▶ _Requirements_: Using the listing below, please gather every line containing the word "ROIs".
•••
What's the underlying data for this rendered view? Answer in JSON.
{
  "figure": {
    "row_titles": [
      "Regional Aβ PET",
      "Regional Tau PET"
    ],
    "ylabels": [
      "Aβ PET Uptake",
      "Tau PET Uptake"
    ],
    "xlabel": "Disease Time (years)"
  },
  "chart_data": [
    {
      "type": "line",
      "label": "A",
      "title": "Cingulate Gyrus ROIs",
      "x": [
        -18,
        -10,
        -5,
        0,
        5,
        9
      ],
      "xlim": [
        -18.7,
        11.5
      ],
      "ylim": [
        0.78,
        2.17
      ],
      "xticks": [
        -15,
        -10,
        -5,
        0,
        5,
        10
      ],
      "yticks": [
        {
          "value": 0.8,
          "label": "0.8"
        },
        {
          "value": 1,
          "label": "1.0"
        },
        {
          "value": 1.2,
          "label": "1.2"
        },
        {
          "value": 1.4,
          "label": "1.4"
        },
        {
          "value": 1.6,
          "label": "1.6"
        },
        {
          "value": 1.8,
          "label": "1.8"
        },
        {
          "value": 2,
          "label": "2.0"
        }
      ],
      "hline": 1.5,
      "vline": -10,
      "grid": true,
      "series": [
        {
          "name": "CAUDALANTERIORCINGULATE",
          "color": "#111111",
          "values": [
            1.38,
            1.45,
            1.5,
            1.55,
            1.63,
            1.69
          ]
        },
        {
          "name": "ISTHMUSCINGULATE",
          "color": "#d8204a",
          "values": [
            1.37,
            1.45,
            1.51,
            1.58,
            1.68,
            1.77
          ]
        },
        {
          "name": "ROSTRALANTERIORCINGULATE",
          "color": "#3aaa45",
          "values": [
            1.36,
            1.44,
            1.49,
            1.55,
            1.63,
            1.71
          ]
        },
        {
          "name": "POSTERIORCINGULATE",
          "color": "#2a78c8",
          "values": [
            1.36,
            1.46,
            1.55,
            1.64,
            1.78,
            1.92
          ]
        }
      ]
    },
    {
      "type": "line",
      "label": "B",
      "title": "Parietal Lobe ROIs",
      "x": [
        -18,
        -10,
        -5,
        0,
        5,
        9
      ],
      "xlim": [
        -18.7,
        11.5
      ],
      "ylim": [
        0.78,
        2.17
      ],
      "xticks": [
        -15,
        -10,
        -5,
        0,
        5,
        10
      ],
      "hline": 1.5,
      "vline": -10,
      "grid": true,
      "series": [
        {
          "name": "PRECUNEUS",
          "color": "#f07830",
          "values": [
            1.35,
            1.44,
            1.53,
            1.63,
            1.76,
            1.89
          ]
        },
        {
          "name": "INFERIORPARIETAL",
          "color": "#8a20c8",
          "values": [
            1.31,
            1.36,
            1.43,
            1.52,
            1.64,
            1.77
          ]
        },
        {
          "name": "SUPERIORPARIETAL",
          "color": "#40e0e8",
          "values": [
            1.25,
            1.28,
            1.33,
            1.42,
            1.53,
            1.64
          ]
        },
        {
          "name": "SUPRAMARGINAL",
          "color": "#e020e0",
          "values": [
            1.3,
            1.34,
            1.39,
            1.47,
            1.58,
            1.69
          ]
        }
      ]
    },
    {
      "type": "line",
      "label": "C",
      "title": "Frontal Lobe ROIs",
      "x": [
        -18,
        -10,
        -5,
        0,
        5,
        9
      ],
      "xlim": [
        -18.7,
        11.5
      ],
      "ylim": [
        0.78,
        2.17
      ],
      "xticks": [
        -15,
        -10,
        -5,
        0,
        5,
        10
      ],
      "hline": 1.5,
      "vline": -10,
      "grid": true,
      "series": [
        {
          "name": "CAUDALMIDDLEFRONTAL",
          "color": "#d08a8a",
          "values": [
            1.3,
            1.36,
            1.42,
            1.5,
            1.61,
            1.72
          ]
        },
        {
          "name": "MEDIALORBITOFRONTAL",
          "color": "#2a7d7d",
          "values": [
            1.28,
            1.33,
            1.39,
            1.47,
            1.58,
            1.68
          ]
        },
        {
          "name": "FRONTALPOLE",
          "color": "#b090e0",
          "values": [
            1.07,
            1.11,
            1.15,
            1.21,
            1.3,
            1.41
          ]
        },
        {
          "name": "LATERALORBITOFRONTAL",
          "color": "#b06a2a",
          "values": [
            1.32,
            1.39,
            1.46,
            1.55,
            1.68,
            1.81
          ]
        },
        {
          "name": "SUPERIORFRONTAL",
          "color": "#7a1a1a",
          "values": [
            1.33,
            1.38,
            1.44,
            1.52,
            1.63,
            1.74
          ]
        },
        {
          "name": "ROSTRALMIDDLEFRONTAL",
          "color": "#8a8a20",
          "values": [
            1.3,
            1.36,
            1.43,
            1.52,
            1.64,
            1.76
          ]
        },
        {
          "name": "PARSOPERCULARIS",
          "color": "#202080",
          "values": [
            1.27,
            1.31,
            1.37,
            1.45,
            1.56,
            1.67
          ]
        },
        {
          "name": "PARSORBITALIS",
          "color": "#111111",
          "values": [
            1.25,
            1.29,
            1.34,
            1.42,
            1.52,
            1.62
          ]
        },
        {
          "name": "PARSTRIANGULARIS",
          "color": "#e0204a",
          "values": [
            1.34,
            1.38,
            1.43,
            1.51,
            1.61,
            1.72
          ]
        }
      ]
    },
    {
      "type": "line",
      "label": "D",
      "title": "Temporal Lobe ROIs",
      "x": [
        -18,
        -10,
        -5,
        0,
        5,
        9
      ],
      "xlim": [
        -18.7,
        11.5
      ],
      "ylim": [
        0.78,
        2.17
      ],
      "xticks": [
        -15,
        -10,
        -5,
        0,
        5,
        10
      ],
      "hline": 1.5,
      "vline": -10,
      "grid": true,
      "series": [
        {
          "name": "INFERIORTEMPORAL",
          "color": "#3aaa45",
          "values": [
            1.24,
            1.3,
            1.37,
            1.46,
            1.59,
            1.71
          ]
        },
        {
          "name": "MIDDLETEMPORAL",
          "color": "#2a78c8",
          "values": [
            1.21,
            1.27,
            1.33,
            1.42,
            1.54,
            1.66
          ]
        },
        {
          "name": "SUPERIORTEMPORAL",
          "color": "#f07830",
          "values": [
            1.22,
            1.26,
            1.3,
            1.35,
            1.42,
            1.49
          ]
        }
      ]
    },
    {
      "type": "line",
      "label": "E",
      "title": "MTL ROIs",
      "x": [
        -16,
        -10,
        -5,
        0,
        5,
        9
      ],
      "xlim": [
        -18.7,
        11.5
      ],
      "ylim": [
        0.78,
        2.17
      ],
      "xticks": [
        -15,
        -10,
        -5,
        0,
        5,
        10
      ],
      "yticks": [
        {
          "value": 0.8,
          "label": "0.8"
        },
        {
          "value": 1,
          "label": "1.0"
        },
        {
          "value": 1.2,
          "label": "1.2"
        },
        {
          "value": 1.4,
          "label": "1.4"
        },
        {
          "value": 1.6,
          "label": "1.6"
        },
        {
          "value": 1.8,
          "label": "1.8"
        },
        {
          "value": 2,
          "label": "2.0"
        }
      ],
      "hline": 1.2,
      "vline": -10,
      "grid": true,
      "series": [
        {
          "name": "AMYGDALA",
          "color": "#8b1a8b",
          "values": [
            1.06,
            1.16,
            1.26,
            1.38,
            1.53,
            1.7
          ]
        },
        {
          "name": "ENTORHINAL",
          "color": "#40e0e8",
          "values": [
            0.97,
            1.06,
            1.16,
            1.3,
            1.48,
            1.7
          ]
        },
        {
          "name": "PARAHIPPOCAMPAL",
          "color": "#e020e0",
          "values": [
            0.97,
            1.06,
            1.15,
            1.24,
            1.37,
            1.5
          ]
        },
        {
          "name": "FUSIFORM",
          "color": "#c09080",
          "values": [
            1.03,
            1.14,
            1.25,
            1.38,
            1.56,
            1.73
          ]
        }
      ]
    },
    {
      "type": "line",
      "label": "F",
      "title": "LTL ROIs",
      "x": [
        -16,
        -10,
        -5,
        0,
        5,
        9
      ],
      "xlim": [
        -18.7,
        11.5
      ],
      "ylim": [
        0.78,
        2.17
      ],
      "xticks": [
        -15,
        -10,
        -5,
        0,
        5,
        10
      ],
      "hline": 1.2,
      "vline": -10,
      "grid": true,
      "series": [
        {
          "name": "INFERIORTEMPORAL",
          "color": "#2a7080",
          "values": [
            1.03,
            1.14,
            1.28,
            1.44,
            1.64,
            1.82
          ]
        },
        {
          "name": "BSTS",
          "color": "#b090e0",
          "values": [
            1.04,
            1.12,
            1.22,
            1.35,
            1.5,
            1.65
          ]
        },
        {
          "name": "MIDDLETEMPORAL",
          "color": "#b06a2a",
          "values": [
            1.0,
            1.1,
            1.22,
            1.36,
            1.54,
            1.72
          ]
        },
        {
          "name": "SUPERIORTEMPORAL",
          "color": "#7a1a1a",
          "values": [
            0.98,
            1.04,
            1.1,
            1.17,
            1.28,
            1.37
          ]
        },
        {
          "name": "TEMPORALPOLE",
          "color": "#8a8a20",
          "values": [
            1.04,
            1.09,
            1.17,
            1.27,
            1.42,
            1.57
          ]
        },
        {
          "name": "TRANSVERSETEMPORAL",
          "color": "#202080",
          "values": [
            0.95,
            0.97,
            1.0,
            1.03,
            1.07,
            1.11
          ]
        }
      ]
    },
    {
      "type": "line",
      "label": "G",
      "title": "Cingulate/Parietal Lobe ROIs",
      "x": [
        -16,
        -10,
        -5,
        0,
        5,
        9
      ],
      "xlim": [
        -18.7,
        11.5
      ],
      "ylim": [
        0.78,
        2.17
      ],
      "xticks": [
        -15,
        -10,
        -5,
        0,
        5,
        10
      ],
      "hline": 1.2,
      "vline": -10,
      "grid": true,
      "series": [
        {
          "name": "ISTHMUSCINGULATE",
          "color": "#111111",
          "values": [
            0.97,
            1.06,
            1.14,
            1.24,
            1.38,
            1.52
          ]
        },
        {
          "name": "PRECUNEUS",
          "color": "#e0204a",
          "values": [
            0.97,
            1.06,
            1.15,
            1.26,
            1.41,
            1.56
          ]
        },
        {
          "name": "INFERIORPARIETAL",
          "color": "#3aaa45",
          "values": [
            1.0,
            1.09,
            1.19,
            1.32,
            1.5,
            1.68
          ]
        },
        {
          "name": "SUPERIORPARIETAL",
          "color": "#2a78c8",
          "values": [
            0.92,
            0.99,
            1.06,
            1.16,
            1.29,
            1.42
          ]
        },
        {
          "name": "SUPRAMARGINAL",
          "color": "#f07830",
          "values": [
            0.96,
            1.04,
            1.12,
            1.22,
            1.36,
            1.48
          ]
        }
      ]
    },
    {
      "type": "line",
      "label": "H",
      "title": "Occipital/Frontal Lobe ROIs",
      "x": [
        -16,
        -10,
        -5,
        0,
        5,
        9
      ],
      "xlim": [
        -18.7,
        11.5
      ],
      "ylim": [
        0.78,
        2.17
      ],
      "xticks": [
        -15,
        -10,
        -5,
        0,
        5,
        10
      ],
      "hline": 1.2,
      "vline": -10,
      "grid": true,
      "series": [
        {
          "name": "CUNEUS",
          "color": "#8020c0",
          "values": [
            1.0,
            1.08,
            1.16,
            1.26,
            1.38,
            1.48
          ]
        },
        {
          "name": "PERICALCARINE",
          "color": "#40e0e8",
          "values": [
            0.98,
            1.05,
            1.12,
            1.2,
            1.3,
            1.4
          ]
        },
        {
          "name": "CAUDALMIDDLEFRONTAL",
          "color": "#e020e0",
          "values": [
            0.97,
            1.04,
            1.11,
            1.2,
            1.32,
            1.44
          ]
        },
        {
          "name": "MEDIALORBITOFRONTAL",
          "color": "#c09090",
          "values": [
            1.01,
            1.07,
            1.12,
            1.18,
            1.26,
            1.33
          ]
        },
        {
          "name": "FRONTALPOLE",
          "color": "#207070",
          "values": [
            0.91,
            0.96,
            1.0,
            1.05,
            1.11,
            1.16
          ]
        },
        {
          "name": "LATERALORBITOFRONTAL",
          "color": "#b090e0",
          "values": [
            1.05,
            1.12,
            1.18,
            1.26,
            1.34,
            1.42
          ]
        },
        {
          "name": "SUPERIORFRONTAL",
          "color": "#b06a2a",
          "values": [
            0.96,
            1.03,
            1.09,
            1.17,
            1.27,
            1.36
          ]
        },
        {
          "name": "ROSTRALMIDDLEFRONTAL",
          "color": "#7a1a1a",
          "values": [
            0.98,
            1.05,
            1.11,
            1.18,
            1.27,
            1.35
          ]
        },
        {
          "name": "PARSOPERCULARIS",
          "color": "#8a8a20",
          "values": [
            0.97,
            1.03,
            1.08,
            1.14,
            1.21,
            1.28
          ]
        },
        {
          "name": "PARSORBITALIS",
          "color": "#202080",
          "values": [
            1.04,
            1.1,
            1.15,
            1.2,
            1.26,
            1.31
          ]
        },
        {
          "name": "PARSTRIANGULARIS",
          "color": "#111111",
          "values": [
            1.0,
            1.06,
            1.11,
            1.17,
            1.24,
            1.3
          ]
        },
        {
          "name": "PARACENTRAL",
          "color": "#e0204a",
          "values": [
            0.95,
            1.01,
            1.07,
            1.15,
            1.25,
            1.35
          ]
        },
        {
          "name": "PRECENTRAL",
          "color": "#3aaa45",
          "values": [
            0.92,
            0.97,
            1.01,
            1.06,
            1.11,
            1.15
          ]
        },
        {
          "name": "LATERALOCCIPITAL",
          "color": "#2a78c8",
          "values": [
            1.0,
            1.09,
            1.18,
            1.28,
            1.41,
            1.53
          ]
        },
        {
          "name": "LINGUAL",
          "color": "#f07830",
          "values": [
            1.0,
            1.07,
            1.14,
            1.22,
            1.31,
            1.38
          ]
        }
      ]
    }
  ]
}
•••
▶ _Response below_:
      "title": "Cingulate Gyrus ROIs",
      "title": "Parietal Lobe ROIs",
      "title": "Frontal Lobe ROIs",
      "title": "Temporal Lobe ROIs",
      "title": "MTL ROIs",
      "title": "LTL ROIs",
      "title": "Cingulate/Parietal Lobe ROIs",
      "title": "Occipital/Frontal Lobe ROIs",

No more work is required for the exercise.